**EXERCISE OBJECTIVE:**
Identify all lines of the data containing the string "folder" and copy them.

-- Start of RECORDS FOR THE EXERCISE --

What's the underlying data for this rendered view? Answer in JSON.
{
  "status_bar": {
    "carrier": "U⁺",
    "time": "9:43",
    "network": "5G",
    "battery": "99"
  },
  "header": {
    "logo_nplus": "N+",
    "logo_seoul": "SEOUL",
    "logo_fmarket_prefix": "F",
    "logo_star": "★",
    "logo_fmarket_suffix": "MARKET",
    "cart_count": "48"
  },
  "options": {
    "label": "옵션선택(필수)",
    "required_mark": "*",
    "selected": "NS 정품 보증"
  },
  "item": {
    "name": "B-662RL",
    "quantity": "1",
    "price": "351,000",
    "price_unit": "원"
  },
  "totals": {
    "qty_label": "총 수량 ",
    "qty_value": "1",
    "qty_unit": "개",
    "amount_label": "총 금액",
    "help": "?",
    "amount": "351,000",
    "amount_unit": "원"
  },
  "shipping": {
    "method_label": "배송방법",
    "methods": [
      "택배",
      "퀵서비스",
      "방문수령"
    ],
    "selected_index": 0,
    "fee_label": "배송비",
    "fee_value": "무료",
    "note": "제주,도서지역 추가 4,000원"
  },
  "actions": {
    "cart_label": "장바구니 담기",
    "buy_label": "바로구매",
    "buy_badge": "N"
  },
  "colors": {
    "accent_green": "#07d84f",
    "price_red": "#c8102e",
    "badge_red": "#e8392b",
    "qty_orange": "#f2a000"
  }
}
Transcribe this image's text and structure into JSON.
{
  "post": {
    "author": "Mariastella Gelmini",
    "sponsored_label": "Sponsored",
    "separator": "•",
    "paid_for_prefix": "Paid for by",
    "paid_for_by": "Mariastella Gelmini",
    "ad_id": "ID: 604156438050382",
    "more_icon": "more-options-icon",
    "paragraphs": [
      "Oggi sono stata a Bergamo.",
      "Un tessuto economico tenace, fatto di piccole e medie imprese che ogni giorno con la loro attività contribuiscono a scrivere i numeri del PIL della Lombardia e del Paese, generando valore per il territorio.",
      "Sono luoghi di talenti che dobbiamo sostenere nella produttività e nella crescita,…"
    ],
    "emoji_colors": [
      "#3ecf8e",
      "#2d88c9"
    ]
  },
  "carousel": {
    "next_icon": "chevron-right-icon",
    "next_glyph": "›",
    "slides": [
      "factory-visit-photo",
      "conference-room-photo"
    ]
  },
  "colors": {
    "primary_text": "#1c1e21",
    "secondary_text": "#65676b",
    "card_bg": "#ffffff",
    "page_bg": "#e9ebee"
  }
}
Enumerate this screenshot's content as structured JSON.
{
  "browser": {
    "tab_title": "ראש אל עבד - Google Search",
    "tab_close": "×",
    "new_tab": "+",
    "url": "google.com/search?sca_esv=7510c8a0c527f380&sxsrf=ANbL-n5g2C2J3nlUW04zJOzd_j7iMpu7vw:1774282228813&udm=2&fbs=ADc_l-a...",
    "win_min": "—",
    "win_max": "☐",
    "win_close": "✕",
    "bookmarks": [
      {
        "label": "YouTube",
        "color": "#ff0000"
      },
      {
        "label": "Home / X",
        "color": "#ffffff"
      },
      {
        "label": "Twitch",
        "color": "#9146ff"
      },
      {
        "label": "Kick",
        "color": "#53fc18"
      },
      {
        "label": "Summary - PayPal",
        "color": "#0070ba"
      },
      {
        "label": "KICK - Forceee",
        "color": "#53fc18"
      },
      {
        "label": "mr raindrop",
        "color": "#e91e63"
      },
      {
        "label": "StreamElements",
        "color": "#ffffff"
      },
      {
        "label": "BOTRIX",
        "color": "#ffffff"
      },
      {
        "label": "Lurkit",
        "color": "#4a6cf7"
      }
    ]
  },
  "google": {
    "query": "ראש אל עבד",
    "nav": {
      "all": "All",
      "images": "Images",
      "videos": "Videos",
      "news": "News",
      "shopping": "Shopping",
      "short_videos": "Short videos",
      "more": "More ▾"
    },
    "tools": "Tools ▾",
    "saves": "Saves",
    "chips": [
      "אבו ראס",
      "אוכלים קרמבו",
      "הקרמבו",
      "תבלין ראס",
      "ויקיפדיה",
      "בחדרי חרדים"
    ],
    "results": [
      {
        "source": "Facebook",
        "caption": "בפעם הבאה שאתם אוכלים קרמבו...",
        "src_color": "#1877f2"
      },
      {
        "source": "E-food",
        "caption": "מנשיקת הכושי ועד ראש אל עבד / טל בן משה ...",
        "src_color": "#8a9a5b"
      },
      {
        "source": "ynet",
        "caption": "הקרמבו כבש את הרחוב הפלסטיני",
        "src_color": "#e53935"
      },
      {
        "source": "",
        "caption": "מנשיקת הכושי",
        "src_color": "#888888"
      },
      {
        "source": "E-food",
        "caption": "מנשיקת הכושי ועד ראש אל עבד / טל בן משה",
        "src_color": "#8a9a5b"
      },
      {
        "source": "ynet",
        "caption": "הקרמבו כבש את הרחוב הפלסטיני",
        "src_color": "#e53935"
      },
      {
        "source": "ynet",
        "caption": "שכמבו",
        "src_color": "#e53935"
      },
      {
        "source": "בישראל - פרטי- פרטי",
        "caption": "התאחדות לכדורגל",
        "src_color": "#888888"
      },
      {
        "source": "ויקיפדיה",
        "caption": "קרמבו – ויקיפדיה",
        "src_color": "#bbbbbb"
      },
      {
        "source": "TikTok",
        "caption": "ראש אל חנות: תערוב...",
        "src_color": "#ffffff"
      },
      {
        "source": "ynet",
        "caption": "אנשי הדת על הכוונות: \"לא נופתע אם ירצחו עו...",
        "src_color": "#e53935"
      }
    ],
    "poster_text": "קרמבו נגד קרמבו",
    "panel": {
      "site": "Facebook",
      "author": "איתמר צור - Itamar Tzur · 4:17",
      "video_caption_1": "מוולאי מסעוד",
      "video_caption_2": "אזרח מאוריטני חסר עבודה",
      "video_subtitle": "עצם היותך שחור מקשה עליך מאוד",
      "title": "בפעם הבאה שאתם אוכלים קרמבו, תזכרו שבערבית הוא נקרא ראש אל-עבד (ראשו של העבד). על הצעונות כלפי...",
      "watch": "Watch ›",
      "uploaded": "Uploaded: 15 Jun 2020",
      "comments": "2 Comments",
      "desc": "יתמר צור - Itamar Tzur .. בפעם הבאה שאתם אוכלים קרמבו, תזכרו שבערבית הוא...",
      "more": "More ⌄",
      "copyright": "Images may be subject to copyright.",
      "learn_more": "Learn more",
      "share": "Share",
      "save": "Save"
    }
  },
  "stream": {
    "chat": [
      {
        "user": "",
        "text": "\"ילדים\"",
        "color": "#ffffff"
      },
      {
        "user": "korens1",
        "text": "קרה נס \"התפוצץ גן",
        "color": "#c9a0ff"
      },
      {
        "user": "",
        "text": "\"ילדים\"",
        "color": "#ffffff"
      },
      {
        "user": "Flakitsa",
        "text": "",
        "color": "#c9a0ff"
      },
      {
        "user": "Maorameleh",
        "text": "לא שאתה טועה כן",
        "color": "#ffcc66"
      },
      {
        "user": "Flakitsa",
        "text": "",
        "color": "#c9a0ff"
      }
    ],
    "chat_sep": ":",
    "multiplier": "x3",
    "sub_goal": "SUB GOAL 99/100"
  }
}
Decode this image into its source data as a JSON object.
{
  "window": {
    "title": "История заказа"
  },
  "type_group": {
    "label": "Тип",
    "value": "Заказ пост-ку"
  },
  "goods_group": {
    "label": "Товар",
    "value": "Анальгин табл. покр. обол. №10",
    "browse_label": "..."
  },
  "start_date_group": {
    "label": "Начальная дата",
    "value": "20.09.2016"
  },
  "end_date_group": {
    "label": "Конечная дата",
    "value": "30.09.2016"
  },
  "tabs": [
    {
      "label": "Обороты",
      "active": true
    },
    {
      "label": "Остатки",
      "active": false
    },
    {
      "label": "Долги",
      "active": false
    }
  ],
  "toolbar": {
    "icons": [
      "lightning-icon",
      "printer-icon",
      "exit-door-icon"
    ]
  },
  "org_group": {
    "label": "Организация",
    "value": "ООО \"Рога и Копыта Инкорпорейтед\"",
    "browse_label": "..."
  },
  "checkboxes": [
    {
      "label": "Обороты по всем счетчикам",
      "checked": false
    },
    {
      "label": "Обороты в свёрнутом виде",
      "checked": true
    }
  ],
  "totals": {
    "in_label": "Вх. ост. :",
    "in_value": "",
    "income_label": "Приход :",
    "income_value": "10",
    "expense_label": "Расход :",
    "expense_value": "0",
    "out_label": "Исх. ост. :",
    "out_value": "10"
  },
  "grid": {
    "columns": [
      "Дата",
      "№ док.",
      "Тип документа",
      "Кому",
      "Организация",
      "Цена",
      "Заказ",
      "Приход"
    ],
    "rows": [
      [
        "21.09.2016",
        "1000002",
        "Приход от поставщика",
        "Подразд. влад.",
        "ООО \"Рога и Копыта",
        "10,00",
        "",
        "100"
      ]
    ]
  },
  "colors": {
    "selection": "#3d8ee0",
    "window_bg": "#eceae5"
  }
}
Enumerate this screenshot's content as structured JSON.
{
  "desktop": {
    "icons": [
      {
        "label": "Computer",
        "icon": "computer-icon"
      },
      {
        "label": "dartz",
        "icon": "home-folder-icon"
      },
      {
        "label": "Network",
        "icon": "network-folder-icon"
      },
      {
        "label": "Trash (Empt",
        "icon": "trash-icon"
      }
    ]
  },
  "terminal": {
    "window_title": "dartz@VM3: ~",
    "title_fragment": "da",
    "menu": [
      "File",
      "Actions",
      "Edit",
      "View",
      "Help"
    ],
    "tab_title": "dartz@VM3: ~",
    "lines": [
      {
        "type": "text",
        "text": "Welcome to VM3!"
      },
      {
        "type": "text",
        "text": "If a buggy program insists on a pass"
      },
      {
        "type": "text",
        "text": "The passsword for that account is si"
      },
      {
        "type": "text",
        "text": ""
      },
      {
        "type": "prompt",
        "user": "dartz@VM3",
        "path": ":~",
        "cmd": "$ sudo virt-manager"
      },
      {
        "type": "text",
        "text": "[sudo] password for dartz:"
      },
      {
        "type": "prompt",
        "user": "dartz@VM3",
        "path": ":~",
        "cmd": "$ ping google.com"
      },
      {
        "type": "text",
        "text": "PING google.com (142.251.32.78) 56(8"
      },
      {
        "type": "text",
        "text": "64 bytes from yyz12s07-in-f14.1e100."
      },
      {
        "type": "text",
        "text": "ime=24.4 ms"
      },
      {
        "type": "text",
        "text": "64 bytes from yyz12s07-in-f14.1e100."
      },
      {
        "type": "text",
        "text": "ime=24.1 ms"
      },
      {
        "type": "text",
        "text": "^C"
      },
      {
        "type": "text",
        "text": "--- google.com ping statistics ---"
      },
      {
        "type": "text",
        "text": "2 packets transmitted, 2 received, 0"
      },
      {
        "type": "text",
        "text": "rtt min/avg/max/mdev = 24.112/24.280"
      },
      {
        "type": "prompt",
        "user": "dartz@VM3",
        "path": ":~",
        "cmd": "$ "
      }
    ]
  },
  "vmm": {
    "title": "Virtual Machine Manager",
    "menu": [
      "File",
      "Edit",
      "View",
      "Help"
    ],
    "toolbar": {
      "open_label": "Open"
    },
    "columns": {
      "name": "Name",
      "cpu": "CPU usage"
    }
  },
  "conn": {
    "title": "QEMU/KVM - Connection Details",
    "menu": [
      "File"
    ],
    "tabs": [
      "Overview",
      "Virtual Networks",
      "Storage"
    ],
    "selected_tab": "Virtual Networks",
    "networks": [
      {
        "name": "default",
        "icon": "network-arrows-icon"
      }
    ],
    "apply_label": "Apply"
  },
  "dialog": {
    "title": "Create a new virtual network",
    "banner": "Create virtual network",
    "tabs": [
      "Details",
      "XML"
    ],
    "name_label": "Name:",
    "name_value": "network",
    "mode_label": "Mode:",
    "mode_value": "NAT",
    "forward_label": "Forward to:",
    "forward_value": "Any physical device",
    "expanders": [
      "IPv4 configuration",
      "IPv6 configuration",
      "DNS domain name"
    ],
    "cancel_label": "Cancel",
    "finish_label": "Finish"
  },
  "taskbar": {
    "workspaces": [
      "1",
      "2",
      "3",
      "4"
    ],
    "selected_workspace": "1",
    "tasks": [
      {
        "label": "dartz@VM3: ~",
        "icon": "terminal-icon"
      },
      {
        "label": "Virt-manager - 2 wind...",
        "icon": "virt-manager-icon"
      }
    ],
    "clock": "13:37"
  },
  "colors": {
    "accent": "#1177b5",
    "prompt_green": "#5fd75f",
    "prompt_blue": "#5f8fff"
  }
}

-- End of RECORDS FOR THE EXERCISE --

**ANSWER TO THIS EXERCISE:**
        "icon": "home-folder-icon"
        "icon": "network-folder-icon"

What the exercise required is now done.